* [Task to complete] Extract every line from the records below that contains the word "best".
-- begin Source material --
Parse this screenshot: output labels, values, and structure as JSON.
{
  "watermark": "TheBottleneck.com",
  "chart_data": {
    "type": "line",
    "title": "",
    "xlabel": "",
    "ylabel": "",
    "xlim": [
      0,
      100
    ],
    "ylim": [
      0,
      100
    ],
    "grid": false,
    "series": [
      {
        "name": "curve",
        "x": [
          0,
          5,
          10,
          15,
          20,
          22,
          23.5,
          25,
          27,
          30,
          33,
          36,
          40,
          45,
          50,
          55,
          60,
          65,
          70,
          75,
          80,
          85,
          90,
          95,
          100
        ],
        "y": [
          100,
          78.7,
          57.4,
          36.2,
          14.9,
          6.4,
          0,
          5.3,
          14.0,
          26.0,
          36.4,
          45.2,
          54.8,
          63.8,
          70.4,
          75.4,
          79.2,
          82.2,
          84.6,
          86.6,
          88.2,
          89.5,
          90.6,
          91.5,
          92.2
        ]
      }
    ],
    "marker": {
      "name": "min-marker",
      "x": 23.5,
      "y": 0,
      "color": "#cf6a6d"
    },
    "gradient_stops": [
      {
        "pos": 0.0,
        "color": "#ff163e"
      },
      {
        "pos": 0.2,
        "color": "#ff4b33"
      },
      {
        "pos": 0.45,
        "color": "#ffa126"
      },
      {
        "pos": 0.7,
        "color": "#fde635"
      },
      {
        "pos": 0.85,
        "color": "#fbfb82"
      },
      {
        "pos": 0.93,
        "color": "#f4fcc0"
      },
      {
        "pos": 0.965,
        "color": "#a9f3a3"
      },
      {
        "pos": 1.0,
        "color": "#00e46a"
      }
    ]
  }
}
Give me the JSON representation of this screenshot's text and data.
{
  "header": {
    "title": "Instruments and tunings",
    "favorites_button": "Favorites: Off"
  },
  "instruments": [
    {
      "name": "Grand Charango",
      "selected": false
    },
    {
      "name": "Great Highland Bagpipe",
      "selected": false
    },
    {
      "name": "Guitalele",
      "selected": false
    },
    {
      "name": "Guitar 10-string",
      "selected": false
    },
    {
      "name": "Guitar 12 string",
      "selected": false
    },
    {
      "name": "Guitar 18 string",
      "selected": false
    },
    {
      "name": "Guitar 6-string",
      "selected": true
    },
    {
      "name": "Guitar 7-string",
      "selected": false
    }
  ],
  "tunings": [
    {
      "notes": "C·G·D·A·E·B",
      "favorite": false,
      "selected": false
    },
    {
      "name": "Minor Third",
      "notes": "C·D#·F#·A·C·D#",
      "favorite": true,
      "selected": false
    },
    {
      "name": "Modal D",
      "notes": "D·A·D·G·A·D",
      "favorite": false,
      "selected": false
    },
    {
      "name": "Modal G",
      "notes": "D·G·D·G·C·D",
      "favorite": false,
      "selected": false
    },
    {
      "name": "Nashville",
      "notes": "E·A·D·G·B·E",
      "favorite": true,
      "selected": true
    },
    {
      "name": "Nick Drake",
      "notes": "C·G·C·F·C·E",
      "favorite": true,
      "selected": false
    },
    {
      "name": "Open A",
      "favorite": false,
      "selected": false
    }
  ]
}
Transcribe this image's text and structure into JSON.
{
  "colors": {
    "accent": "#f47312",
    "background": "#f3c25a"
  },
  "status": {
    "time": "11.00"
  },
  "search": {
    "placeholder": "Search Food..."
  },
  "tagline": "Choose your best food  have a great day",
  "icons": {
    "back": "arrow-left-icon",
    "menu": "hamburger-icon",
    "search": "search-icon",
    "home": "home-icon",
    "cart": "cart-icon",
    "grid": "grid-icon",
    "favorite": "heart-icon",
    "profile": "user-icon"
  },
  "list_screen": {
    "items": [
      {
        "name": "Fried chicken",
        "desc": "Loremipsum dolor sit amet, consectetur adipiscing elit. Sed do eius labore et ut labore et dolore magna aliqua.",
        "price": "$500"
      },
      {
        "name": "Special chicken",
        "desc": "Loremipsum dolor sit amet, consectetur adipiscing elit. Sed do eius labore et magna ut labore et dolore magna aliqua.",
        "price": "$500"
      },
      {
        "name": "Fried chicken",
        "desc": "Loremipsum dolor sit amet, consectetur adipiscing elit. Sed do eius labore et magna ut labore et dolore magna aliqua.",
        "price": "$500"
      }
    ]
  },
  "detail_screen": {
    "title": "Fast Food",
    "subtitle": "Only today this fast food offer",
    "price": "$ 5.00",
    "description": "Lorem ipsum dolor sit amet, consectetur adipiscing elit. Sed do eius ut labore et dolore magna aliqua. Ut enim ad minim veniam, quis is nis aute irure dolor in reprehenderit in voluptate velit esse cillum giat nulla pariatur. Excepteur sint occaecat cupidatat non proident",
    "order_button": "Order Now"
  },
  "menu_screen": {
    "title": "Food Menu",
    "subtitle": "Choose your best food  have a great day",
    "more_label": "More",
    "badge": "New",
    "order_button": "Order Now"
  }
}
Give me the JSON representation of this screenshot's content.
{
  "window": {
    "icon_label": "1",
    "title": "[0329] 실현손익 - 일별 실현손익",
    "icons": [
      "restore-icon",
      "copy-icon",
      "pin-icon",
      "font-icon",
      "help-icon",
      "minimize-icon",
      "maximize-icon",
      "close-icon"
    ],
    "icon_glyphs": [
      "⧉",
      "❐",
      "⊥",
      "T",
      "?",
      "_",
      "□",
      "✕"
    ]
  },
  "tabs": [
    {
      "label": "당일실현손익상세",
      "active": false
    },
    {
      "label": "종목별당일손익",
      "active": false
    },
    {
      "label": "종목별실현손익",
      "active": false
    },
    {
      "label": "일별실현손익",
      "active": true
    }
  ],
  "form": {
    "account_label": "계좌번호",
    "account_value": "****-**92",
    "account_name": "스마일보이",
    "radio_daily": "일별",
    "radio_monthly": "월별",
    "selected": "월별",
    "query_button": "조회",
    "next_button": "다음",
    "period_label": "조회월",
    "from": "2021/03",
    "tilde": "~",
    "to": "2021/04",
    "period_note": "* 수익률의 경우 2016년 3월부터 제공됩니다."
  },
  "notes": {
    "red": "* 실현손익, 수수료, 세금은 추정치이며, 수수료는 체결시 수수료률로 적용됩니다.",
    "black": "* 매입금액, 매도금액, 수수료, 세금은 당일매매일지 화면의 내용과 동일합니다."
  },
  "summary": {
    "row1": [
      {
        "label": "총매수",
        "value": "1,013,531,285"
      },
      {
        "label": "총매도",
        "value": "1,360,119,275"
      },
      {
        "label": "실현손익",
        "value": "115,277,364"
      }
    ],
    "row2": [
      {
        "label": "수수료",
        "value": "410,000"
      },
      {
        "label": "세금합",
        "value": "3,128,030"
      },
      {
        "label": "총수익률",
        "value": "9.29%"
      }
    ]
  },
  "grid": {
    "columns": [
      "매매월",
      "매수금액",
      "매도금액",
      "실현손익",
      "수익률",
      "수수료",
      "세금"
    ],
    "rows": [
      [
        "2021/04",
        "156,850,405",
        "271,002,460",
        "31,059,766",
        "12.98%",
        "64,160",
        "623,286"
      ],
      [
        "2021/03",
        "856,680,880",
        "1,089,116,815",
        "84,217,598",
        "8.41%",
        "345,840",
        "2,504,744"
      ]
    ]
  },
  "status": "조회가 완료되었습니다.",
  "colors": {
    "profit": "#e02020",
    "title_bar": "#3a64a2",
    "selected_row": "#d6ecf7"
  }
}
-- end Source material --
* [Answer to the exercise]
  "tagline": "Choose your best food  have a great day",
    "subtitle": "Choose your best food  have a great day",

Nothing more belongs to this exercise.